What you need to do: Return every record exactly as written.
--
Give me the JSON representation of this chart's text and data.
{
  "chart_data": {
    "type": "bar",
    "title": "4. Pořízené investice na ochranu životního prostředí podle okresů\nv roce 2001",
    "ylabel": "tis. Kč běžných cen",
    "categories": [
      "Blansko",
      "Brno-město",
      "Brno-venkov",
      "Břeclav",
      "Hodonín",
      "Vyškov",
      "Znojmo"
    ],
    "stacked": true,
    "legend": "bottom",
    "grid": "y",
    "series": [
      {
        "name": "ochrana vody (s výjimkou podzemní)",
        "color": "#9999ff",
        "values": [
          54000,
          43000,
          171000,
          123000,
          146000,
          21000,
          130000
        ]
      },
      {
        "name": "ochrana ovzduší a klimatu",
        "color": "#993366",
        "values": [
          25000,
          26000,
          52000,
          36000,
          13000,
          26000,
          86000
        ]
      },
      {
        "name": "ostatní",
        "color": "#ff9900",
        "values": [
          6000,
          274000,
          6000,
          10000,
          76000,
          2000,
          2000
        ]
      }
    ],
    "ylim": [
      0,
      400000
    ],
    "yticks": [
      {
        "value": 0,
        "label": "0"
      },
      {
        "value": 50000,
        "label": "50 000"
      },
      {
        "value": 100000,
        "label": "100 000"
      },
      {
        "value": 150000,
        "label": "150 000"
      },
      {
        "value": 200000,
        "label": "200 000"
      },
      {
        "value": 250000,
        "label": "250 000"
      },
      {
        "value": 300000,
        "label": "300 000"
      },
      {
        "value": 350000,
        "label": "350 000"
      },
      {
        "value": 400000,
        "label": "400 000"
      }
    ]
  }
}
--
Answer:
Give me the JSON representation of this chart's text and data.
{
  "chart_data": {
    "type": "bar",
    "title": "4. Pořízené investice na ochranu životního prostředí podle okresů\nv roce 2001",
    "ylabel": "tis. Kč běžných cen",
    "categories": [
      "Blansko",
      "Brno-město",
      "Brno-venkov",
      "Břeclav",
      "Hodonín",
      "Vyškov",
      "Znojmo"
    ],
    "stacked": true,
    "legend": "bottom",
    "grid": "y",
    "series": [
      {
        "name": "ochrana vody (s výjimkou podzemní)",
        "color": "#9999ff",
        "values": [
          54000,
          43000,
          171000,
          123000,
          146000,
          21000,
          130000
        ]
      },
      {
        "name": "ochrana ovzduší a klimatu",
        "color": "#993366",
        "values": [
          25000,
          26000,
          52000,
          36000,
          13000,
          26000,
          86000
        ]
      },
      {
        "name": "ostatní",
        "color": "#ff9900",
        "values": [
          6000,
          274000,
          6000,
          10000,
          76000,
          2000,
          2000
        ]
      }
    ],
    "ylim": [
      0,
      400000
    ],
    "yticks": [
      {
        "value": 0,
        "label": "0"
      },
      {
        "value": 50000,
        "label": "50 000"
      },
      {
        "value": 100000,
        "label": "100 000"
      },
      {
        "value": 150000,
        "label": "150 000"
      },
      {
        "value": 200000,
        "label": "200 000"
      },
      {
        "value": 250000,
        "label": "250 000"
      },
      {
        "value": 300000,
        "label": "300 000"
      },
      {
        "value": 350000,
        "label": "350 000"
      },
      {
        "value": 400000,
        "label": "400 000"
      }
    ]
  }
}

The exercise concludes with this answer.